» BRIEF: List each line below that contains the string "株高对比图", copying the whole line.

» INPUT MATERIAL:
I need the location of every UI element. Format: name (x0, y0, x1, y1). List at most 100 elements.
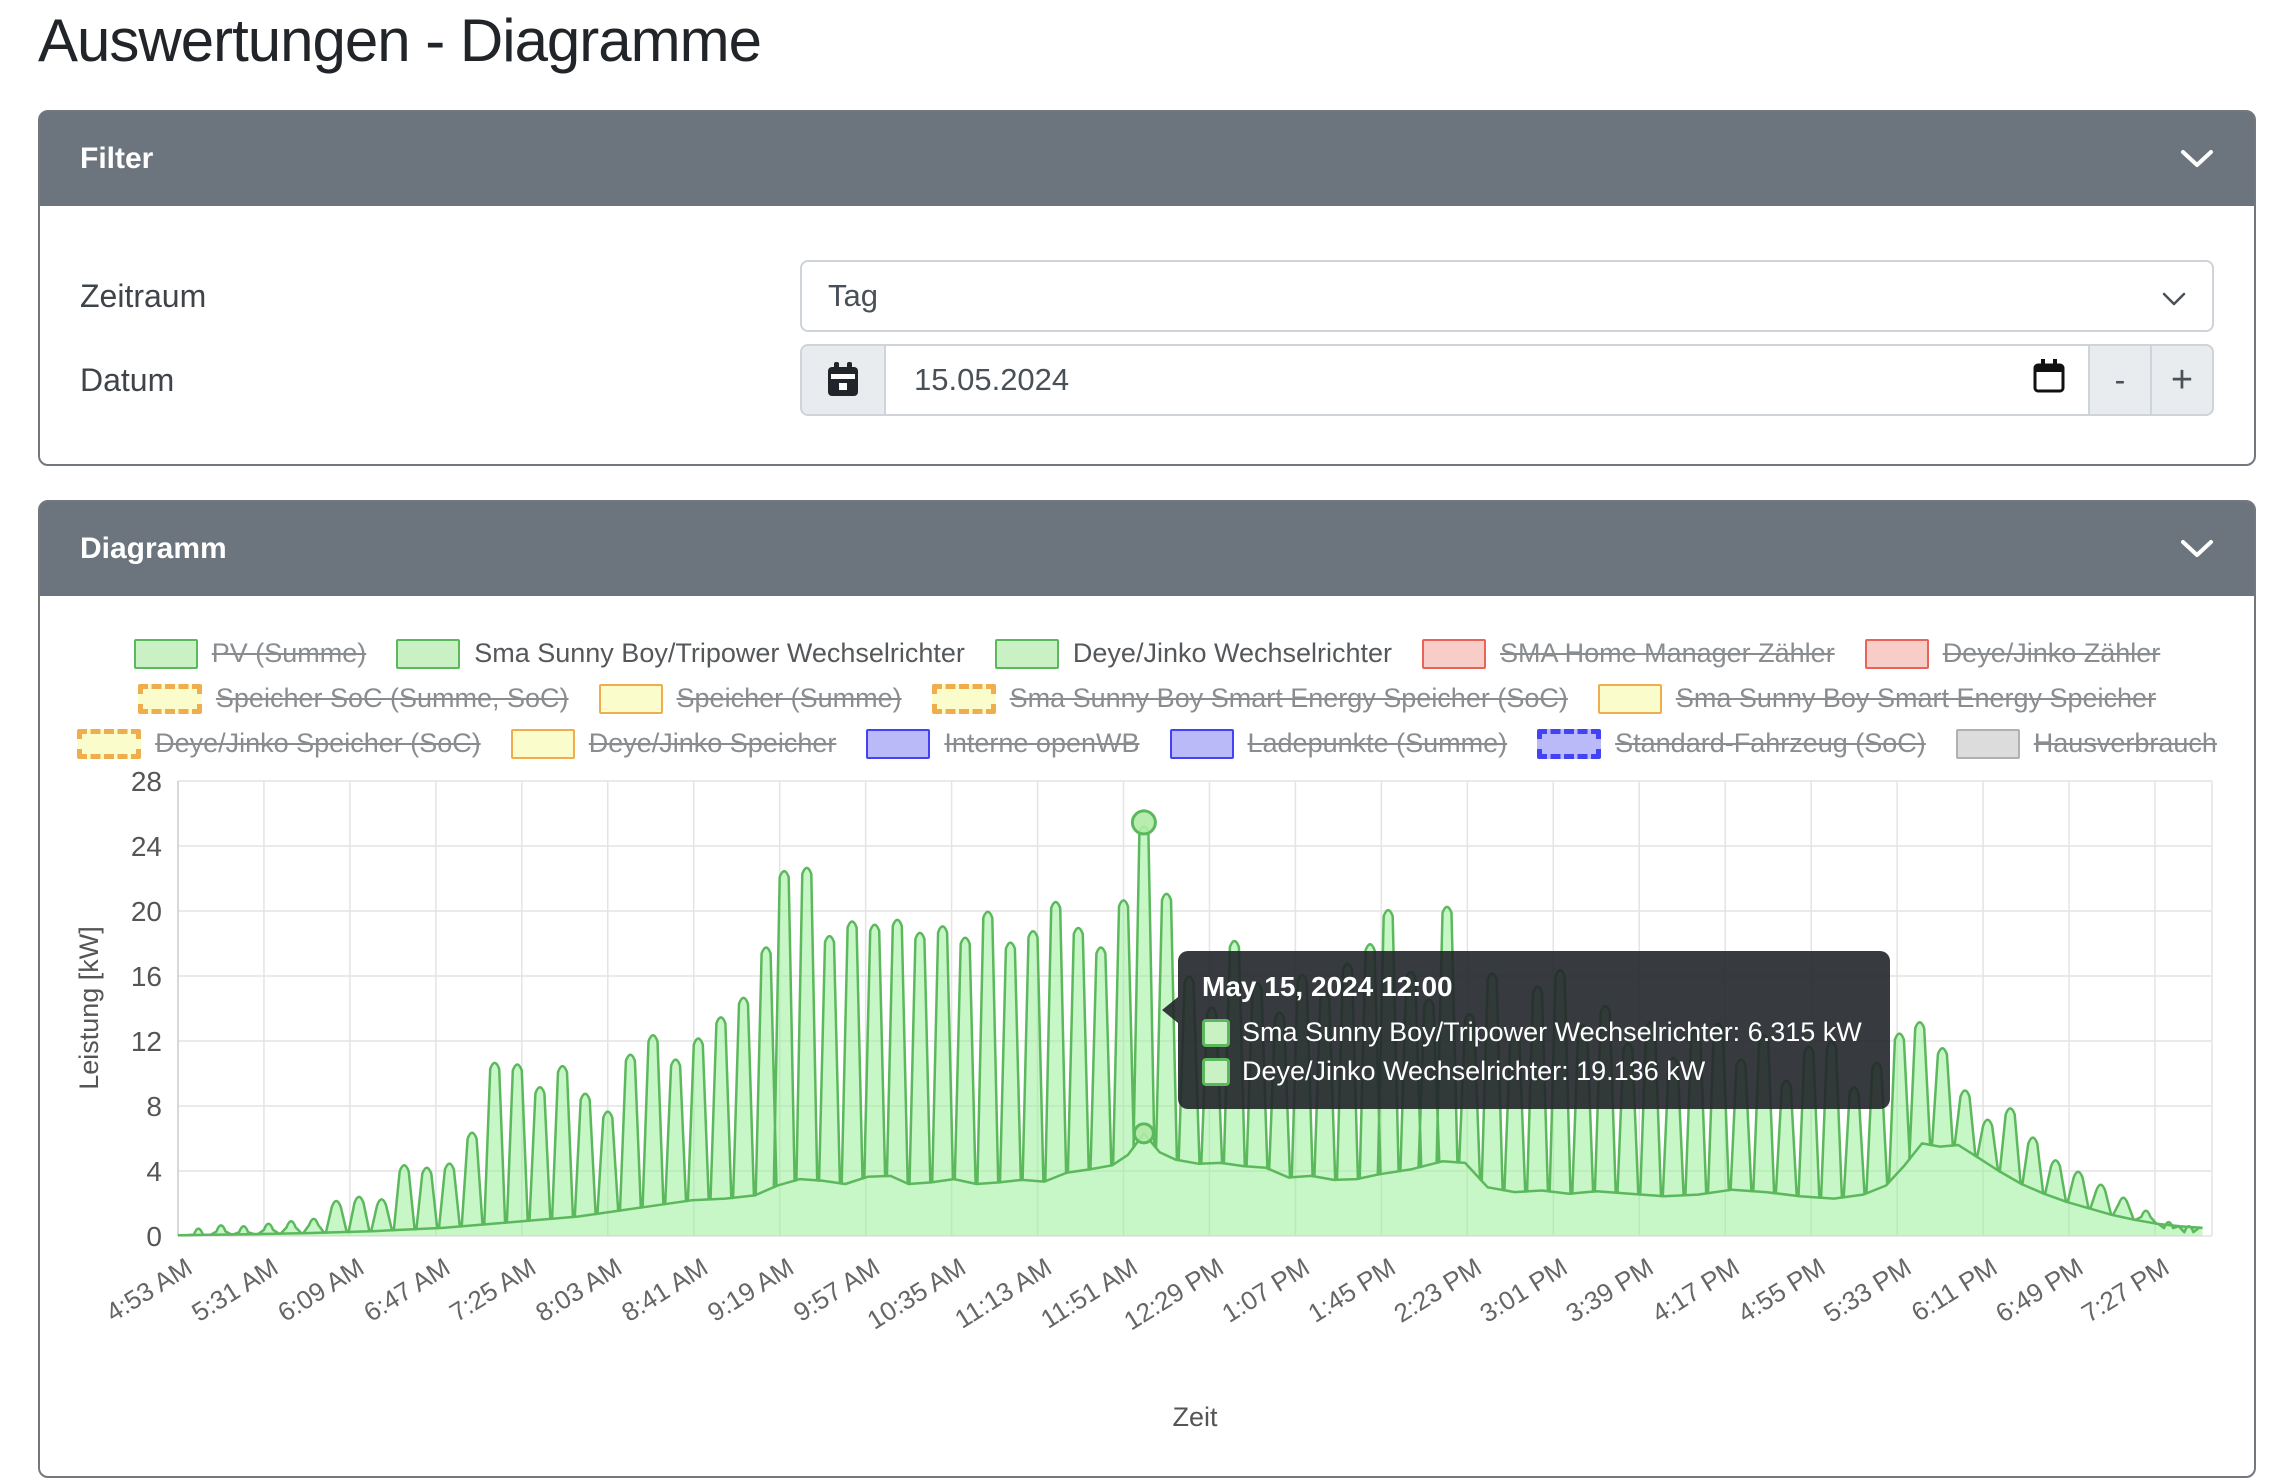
---
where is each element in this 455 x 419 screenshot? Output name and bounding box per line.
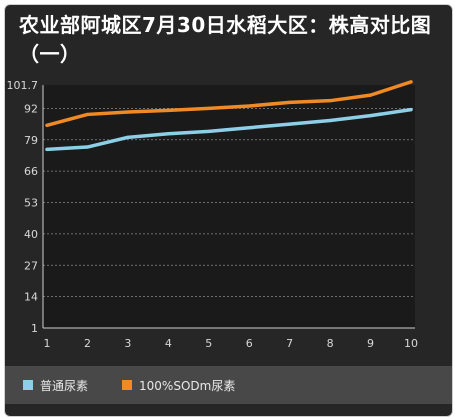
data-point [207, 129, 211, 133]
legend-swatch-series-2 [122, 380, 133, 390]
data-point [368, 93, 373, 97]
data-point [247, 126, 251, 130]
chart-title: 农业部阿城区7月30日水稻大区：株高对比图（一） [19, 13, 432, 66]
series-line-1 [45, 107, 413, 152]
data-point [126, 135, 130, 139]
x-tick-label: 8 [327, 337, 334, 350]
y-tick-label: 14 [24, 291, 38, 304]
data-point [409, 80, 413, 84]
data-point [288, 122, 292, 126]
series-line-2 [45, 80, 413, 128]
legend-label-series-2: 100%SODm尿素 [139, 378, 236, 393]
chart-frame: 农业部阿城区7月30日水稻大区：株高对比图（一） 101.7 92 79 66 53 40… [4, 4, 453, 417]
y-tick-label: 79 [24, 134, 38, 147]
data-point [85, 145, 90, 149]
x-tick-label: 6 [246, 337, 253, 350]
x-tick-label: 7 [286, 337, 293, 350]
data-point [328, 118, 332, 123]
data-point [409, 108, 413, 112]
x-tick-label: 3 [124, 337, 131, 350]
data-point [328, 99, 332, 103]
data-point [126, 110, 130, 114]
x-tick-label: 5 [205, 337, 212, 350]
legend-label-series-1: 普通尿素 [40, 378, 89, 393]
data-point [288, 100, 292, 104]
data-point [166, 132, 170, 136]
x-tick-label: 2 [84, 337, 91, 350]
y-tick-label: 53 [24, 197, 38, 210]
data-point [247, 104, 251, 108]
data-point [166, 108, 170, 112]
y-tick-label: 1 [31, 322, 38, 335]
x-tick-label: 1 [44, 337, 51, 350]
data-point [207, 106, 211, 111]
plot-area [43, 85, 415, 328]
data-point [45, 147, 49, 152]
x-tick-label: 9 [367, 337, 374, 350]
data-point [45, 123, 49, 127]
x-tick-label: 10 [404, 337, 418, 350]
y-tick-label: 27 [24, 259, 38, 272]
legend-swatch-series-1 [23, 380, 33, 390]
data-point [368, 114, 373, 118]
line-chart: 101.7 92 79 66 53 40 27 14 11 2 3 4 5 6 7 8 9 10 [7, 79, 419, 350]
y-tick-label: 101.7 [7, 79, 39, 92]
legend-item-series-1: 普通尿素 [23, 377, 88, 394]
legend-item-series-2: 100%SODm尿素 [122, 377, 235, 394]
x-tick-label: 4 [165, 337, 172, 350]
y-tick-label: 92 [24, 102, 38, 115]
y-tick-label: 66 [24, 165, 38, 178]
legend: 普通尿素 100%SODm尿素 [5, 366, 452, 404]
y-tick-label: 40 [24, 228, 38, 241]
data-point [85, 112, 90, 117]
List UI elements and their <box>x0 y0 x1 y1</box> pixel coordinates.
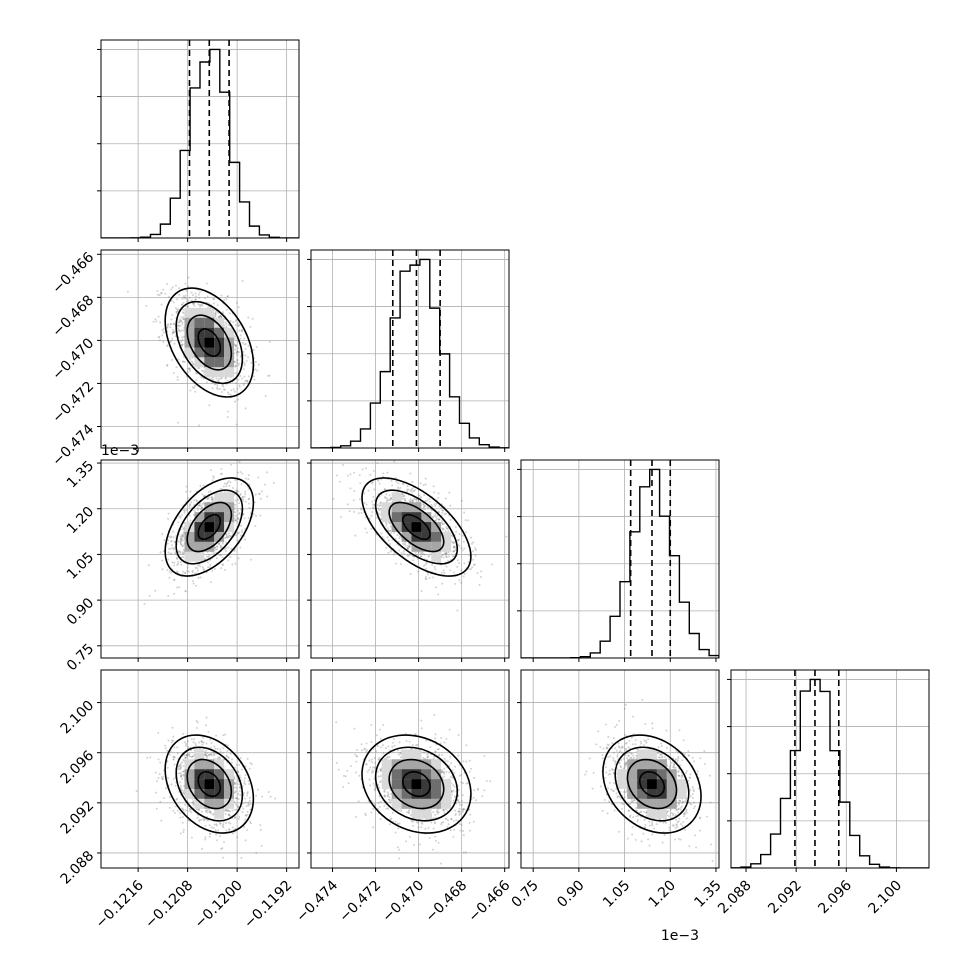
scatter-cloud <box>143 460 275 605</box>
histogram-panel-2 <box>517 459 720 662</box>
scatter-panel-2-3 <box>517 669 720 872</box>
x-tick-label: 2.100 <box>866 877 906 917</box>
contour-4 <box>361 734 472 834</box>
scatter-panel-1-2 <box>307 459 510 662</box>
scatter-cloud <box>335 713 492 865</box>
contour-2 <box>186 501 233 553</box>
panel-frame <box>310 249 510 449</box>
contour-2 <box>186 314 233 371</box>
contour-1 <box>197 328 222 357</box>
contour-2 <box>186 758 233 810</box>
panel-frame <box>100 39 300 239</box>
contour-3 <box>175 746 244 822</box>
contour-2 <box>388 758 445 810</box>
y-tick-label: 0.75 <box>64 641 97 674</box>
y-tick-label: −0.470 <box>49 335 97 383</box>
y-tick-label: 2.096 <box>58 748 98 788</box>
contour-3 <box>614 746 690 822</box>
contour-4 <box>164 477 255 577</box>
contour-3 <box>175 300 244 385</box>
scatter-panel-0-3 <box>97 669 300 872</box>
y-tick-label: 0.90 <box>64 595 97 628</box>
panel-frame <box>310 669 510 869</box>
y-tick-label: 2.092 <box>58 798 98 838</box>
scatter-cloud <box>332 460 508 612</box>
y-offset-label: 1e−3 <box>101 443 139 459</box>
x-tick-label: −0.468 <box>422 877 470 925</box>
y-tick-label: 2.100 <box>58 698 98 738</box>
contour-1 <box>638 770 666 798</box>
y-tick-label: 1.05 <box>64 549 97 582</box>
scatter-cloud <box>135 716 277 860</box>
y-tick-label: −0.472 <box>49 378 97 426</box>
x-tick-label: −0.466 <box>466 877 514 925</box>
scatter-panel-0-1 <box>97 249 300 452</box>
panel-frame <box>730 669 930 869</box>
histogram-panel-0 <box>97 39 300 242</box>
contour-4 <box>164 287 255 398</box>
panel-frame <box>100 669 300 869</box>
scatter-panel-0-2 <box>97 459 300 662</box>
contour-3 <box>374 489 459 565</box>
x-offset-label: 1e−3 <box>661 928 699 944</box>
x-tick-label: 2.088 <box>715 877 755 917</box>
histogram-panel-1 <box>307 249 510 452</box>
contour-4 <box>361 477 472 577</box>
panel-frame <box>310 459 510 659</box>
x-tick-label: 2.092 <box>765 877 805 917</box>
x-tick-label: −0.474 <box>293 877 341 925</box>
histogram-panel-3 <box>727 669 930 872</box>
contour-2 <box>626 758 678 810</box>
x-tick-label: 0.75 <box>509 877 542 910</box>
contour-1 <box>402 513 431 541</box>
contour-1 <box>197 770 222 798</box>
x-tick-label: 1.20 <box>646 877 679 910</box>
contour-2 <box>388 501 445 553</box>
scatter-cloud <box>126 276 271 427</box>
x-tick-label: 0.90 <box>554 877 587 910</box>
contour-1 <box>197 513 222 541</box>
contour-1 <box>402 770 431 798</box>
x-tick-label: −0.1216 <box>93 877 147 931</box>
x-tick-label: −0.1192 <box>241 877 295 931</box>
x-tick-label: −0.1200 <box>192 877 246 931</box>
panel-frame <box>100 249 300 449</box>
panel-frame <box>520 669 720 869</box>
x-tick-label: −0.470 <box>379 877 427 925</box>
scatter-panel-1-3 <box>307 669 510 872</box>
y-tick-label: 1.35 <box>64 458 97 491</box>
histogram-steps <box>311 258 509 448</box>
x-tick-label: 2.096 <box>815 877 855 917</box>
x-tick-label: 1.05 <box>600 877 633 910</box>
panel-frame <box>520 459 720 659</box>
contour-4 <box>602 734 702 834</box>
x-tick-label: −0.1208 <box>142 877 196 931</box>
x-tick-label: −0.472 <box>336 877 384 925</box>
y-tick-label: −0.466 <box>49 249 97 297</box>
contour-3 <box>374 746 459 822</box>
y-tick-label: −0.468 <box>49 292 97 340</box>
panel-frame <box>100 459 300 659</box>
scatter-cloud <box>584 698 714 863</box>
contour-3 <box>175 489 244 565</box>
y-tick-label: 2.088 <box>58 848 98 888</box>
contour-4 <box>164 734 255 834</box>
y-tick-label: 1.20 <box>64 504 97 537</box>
* * *
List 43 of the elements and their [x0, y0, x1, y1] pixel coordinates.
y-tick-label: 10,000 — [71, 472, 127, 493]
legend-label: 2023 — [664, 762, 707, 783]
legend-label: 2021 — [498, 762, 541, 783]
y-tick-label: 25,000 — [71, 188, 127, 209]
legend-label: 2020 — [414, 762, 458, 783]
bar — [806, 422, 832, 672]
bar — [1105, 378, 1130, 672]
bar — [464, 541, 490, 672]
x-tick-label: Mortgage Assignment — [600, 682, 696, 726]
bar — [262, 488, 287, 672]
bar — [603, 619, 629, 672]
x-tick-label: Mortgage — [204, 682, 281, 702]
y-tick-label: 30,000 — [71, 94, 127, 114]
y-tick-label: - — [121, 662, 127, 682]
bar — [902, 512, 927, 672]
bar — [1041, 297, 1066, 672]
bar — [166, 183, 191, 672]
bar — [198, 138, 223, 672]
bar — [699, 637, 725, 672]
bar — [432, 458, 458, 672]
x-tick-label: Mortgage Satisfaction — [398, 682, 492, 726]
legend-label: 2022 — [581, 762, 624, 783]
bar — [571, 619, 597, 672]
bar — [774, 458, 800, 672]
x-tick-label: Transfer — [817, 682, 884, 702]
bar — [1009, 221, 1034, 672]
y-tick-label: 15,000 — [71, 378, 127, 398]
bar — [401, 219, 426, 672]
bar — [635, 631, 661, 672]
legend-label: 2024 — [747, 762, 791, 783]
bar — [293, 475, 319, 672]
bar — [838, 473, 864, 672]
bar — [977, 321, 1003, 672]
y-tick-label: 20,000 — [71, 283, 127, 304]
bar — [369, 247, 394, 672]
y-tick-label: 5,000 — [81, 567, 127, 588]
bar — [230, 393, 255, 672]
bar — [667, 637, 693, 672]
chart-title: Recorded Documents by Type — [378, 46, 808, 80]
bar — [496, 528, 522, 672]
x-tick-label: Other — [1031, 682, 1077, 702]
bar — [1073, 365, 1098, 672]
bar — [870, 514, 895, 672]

» FULL SOLUTION:
chart-title: 农业部阿城区7月30日水稻大区：株高对比图（一） [19, 13, 432, 66]
chart-frame: 农业部阿城区7月30日水稻大区：株高对比图（一） 101.7 92 79 66 53 40… [4, 4, 453, 417]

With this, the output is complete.